-- BEGIN --

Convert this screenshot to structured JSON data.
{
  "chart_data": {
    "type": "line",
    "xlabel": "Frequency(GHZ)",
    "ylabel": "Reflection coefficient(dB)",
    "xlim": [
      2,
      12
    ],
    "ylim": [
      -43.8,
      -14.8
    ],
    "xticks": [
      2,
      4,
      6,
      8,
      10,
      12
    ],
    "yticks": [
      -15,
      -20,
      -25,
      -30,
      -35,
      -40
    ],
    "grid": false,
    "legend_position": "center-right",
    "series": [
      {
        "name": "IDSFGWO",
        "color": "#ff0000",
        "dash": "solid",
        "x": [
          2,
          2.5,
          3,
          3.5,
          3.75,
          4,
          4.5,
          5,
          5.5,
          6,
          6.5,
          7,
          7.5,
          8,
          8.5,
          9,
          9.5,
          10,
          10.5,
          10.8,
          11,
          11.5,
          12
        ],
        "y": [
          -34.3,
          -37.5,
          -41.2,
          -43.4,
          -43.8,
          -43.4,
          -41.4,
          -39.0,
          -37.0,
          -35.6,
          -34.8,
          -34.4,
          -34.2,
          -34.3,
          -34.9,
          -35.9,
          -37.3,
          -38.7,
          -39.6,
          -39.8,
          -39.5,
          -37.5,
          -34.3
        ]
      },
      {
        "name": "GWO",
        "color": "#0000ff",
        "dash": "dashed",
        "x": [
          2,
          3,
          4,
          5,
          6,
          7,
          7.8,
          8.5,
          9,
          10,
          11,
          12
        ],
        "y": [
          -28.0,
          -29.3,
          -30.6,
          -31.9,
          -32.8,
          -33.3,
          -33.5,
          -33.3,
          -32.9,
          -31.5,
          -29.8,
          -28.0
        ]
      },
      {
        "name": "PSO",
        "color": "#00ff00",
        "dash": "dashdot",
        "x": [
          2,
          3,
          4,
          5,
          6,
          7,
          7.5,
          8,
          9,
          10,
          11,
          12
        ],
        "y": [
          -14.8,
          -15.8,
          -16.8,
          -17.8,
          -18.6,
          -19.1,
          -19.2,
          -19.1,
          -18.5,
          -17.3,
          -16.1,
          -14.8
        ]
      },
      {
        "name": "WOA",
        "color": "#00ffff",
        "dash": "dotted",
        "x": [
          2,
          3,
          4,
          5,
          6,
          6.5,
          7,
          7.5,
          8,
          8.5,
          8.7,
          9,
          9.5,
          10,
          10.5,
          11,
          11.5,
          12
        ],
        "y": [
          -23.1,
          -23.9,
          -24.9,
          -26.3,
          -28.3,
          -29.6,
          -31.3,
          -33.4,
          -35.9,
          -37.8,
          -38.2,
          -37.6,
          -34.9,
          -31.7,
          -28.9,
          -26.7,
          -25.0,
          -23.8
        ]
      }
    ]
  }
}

-- END --

◆ DIRECTIONS:
Report only the number of lines that hold the word "dash".

◆ ANSWER TO THIS EXERCISE:
4